(WHAT IS REQUIRED) Take the material and output all of it exactly.

(DATASET RECORDS)
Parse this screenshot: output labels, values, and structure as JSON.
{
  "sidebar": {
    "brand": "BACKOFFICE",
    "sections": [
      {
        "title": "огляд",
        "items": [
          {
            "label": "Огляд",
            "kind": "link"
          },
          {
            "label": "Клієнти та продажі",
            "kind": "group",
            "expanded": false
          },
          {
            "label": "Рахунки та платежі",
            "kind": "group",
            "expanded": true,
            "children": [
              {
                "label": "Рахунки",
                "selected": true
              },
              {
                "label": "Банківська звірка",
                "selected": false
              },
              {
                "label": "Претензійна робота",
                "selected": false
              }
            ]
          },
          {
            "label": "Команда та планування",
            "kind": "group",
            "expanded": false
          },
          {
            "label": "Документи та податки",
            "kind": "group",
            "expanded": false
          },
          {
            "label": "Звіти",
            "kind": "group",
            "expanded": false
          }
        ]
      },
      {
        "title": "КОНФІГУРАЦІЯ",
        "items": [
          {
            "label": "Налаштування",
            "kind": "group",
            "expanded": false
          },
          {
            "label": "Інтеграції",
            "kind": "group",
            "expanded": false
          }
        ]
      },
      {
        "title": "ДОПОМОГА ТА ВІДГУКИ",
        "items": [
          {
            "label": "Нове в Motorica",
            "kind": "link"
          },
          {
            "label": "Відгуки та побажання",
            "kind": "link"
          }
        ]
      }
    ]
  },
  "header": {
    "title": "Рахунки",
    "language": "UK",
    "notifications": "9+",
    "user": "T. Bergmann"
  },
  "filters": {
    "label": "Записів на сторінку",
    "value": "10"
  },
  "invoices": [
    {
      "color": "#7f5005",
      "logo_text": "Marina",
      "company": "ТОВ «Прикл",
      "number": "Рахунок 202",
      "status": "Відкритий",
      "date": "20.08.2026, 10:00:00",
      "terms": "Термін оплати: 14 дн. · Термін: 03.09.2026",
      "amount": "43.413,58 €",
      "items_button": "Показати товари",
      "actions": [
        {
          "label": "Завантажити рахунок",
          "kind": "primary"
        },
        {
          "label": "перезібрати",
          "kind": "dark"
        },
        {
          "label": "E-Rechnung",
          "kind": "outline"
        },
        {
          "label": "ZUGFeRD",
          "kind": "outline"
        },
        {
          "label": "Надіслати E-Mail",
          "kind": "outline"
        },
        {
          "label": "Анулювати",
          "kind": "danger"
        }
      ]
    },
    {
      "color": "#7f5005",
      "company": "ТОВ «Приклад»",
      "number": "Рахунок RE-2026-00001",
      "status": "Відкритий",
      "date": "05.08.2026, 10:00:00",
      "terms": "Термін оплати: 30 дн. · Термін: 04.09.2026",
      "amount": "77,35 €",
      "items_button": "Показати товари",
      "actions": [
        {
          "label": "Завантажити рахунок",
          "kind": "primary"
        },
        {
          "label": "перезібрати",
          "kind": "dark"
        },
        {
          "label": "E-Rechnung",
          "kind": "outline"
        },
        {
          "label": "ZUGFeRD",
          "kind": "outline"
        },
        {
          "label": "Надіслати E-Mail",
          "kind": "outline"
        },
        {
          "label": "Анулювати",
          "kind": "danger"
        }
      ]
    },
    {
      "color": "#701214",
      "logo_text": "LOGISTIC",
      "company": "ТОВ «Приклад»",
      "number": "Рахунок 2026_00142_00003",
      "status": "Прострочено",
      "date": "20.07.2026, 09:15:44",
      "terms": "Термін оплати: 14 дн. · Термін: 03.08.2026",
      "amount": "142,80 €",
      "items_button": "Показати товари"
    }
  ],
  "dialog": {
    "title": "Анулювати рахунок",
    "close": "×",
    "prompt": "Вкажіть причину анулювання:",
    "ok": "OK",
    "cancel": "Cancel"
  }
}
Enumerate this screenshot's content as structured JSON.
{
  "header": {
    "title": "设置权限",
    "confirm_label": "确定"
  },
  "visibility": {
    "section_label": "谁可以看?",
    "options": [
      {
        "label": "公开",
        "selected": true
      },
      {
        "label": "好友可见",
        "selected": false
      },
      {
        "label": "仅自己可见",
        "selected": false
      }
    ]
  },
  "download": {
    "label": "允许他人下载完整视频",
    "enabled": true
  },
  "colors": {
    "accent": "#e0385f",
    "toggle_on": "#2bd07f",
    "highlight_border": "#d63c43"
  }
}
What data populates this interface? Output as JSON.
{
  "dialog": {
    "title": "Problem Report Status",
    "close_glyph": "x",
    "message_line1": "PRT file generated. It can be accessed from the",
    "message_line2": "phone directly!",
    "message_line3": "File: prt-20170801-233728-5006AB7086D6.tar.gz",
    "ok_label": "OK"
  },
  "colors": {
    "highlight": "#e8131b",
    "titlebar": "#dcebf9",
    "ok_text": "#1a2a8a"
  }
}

(PROBLEM SOLUTION)
Parse this screenshot: output labels, values, and structure as JSON.
{
  "sidebar": {
    "brand": "BACKOFFICE",
    "sections": [
      {
        "title": "огляд",
        "items": [
          {
            "label": "Огляд",
            "kind": "link"
          },
          {
            "label": "Клієнти та продажі",
            "kind": "group",
            "expanded": false
          },
          {
            "label": "Рахунки та платежі",
            "kind": "group",
            "expanded": true,
            "children": [
              {
                "label": "Рахунки",
                "selected": true
              },
              {
                "label": "Банківська звірка",
                "selected": false
              },
              {
                "label": "Претензійна робота",
                "selected": false
              }
            ]
          },
          {
            "label": "Команда та планування",
            "kind": "group",
            "expanded": false
          },
          {
            "label": "Документи та податки",
            "kind": "group",
            "expanded": false
          },
          {
            "label": "Звіти",
            "kind": "group",
            "expanded": false
          }
        ]
      },
      {
        "title": "КОНФІГУРАЦІЯ",
        "items": [
          {
            "label": "Налаштування",
            "kind": "group",
            "expanded": false
          },
          {
            "label": "Інтеграції",
            "kind": "group",
            "expanded": false
          }
        ]
      },
      {
        "title": "ДОПОМОГА ТА ВІДГУКИ",
        "items": [
          {
            "label": "Нове в Motorica",
            "kind": "link"
          },
          {
            "label": "Відгуки та побажання",
            "kind": "link"
          }
        ]
      }
    ]
  },
  "header": {
    "title": "Рахунки",
    "language": "UK",
    "notifications": "9+",
    "user": "T. Bergmann"
  },
  "filters": {
    "label": "Записів на сторінку",
    "value": "10"
  },
  "invoices": [
    {
      "color": "#7f5005",
      "logo_text": "Marina",
      "company": "ТОВ «Прикл",
      "number": "Рахунок 202",
      "status": "Відкритий",
      "date": "20.08.2026, 10:00:00",
      "terms": "Термін оплати: 14 дн. · Термін: 03.09.2026",
      "amount": "43.413,58 €",
      "items_button": "Показати товари",
      "actions": [
        {
          "label": "Завантажити рахунок",
          "kind": "primary"
        },
        {
          "label": "перезібрати",
          "kind": "dark"
        },
        {
          "label": "E-Rechnung",
          "kind": "outline"
        },
        {
          "label": "ZUGFeRD",
          "kind": "outline"
        },
        {
          "label": "Надіслати E-Mail",
          "kind": "outline"
        },
        {
          "label": "Анулювати",
          "kind": "danger"
        }
      ]
    },
    {
      "color": "#7f5005",
      "company": "ТОВ «Приклад»",
      "number": "Рахунок RE-2026-00001",
      "status": "Відкритий",
      "date": "05.08.2026, 10:00:00",
      "terms": "Термін оплати: 30 дн. · Термін: 04.09.2026",
      "amount": "77,35 €",
      "items_button": "Показати товари",
      "actions": [
        {
          "label": "Завантажити рахунок",
          "kind": "primary"
        },
        {
          "label": "перезібрати",
          "kind": "dark"
        },
        {
          "label": "E-Rechnung",
          "kind": "outline"
        },
        {
          "label": "ZUGFeRD",
          "kind": "outline"
        },
        {
          "label": "Надіслати E-Mail",
          "kind": "outline"
        },
        {
          "label": "Анулювати",
          "kind": "danger"
        }
      ]
    },
    {
      "color": "#701214",
      "logo_text": "LOGISTIC",
      "company": "ТОВ «Приклад»",
      "number": "Рахунок 2026_00142_00003",
      "status": "Прострочено",
      "date": "20.07.2026, 09:15:44",
      "terms": "Термін оплати: 14 дн. · Термін: 03.08.2026",
      "amount": "142,80 €",
      "items_button": "Показати товари"
    }
  ],
  "dialog": {
    "title": "Анулювати рахунок",
    "close": "×",
    "prompt": "Вкажіть причину анулювання:",
    "ok": "OK",
    "cancel": "Cancel"
  }
}
Enumerate this screenshot's content as structured JSON.
{
  "header": {
    "title": "设置权限",
    "confirm_label": "确定"
  },
  "visibility": {
    "section_label": "谁可以看?",
    "options": [
      {
        "label": "公开",
        "selected": true
      },
      {
        "label": "好友可见",
        "selected": false
      },
      {
        "label": "仅自己可见",
        "selected": false
      }
    ]
  },
  "download": {
    "label": "允许他人下载完整视频",
    "enabled": true
  },
  "colors": {
    "accent": "#e0385f",
    "toggle_on": "#2bd07f",
    "highlight_border": "#d63c43"
  }
}
What data populates this interface? Output as JSON.
{
  "dialog": {
    "title": "Problem Report Status",
    "close_glyph": "x",
    "message_line1": "PRT file generated. It can be accessed from the",
    "message_line2": "phone directly!",
    "message_line3": "File: prt-20170801-233728-5006AB7086D6.tar.gz",
    "ok_label": "OK"
  },
  "colors": {
    "highlight": "#e8131b",
    "titlebar": "#dcebf9",
    "ok_text": "#1a2a8a"
  }
}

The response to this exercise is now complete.